Wherever the word "آباد" appears in the entries, copy the whole line.

>> start

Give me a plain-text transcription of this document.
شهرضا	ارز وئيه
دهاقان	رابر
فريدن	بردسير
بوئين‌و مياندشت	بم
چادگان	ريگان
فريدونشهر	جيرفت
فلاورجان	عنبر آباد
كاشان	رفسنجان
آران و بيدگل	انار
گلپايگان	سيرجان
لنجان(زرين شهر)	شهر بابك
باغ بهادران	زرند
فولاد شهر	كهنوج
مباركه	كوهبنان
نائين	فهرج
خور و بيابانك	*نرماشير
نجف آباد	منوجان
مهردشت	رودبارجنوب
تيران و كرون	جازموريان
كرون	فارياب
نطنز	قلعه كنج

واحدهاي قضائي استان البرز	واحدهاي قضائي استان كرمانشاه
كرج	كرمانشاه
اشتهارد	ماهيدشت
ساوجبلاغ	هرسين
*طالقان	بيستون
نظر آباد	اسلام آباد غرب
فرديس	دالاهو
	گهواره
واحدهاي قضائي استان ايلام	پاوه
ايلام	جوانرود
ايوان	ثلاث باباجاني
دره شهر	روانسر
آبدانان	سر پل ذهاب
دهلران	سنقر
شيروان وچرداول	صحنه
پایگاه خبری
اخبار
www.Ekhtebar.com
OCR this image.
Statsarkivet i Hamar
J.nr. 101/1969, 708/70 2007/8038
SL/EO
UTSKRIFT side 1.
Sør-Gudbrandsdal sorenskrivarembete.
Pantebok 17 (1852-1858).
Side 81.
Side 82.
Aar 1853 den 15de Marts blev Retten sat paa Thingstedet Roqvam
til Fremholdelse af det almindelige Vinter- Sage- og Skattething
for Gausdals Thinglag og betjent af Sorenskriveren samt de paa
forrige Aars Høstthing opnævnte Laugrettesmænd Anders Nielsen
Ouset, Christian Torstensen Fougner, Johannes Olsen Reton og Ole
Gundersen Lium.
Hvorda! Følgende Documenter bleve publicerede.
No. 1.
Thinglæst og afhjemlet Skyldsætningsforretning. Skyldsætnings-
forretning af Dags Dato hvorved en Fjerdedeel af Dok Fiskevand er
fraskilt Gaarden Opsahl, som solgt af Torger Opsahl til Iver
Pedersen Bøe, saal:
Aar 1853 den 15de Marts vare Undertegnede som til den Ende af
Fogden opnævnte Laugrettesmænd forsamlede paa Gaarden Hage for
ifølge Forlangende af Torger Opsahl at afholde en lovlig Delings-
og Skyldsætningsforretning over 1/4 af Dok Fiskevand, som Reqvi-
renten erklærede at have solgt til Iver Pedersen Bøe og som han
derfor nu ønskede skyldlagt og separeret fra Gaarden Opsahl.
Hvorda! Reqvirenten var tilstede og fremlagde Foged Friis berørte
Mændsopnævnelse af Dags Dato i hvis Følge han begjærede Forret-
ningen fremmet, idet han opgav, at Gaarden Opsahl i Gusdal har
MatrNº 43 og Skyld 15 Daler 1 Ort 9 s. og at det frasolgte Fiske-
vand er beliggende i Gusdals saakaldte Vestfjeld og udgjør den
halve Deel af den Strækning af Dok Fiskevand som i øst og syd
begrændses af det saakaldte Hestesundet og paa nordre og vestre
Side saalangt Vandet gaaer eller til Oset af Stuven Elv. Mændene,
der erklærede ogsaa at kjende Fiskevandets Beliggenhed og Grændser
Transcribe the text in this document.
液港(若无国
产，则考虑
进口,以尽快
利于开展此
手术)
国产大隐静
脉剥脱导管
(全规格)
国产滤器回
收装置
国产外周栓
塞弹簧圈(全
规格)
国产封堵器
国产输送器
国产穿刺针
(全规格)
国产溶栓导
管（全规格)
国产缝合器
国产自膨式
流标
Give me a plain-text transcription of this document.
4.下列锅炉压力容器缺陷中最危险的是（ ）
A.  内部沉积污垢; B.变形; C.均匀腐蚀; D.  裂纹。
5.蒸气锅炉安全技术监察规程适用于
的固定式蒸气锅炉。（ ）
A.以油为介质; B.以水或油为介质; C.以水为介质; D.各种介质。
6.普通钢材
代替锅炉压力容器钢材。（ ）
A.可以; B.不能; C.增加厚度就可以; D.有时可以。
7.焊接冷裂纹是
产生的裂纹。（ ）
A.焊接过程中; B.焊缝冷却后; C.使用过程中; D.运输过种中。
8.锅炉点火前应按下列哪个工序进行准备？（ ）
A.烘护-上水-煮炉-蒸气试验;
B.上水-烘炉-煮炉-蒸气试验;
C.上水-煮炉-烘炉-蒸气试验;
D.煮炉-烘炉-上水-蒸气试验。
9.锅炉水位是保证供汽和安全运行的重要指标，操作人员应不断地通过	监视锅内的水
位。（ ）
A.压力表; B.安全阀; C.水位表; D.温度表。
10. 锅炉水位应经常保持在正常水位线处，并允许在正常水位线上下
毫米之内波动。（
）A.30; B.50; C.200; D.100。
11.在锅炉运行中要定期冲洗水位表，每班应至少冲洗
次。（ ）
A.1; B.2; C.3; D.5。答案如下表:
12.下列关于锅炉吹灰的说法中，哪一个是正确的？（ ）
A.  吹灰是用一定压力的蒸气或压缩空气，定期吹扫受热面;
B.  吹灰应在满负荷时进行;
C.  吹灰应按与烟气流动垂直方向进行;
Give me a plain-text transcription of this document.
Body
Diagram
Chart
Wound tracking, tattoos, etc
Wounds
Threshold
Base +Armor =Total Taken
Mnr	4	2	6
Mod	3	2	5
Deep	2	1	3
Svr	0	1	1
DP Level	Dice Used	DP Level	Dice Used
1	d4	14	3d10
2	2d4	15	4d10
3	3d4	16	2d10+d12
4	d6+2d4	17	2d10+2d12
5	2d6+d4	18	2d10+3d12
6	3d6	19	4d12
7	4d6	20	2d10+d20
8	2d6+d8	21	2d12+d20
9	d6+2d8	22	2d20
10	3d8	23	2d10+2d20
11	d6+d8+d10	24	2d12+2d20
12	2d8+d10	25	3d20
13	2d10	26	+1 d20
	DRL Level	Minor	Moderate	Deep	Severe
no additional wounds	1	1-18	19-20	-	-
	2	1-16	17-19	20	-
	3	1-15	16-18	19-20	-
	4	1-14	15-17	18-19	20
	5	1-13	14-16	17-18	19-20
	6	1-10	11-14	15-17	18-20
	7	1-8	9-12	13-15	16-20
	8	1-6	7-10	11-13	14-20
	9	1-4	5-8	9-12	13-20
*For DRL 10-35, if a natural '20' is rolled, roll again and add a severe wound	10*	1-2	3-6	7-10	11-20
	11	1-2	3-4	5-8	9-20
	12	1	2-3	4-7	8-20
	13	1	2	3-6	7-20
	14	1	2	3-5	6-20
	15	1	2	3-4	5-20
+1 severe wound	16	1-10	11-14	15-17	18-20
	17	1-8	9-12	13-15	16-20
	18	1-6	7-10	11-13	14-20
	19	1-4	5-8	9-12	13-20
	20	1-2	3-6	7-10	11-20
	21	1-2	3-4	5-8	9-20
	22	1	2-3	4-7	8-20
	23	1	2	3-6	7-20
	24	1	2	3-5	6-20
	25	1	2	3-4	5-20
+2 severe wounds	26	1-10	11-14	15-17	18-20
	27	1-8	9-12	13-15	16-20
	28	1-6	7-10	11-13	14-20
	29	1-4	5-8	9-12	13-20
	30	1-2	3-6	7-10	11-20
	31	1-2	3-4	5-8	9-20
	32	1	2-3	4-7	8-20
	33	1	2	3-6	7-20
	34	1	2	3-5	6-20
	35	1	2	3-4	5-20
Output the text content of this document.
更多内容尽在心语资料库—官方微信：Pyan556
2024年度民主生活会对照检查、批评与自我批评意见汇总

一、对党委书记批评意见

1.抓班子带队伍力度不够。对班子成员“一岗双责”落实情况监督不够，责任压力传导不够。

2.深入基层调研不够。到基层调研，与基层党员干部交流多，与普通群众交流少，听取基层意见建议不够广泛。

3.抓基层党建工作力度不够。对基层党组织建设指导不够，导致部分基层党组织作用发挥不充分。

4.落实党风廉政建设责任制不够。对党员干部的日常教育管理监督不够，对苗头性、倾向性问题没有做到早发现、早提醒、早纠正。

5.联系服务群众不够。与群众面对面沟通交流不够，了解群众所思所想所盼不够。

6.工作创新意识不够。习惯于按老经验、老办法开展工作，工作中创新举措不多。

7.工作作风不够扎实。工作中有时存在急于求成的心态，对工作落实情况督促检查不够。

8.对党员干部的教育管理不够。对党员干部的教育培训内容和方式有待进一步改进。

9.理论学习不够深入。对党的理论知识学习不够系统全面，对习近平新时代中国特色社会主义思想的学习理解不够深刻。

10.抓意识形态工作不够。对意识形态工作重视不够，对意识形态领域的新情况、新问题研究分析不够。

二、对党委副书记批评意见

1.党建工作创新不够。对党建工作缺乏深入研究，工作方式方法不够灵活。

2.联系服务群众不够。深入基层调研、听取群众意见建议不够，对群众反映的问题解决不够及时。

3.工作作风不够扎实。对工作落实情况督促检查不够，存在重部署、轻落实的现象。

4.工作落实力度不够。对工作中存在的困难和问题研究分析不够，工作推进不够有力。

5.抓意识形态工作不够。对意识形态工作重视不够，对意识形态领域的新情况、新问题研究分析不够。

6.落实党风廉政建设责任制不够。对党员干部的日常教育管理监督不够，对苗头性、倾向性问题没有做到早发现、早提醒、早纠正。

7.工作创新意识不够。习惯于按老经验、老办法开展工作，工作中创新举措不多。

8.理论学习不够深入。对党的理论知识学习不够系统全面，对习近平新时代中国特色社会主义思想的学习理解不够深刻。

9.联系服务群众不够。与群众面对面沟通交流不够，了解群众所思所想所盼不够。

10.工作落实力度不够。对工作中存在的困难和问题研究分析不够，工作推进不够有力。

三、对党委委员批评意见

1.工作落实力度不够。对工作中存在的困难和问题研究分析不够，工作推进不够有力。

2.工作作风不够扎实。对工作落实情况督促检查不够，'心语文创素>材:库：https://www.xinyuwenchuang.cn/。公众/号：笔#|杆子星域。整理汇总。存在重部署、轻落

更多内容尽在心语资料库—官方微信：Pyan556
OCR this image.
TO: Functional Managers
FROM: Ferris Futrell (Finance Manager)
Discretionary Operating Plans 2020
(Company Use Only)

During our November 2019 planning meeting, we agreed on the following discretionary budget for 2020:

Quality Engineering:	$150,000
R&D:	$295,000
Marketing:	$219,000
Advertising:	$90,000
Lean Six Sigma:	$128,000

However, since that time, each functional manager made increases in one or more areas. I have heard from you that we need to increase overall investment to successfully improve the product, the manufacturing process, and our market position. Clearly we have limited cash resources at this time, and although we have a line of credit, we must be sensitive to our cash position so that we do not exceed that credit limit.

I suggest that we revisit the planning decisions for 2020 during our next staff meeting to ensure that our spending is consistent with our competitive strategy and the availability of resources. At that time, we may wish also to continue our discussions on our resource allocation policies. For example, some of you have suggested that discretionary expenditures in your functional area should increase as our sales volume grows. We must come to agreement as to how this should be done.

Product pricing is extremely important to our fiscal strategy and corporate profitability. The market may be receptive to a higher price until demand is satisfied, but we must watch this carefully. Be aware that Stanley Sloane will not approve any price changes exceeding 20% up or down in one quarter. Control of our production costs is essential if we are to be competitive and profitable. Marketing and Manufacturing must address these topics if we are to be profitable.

>> end

> [Correct answer]:
فلاورجان	عنبر آباد
نجف آباد	منوجان
نظر آباد	اسلام آباد غرب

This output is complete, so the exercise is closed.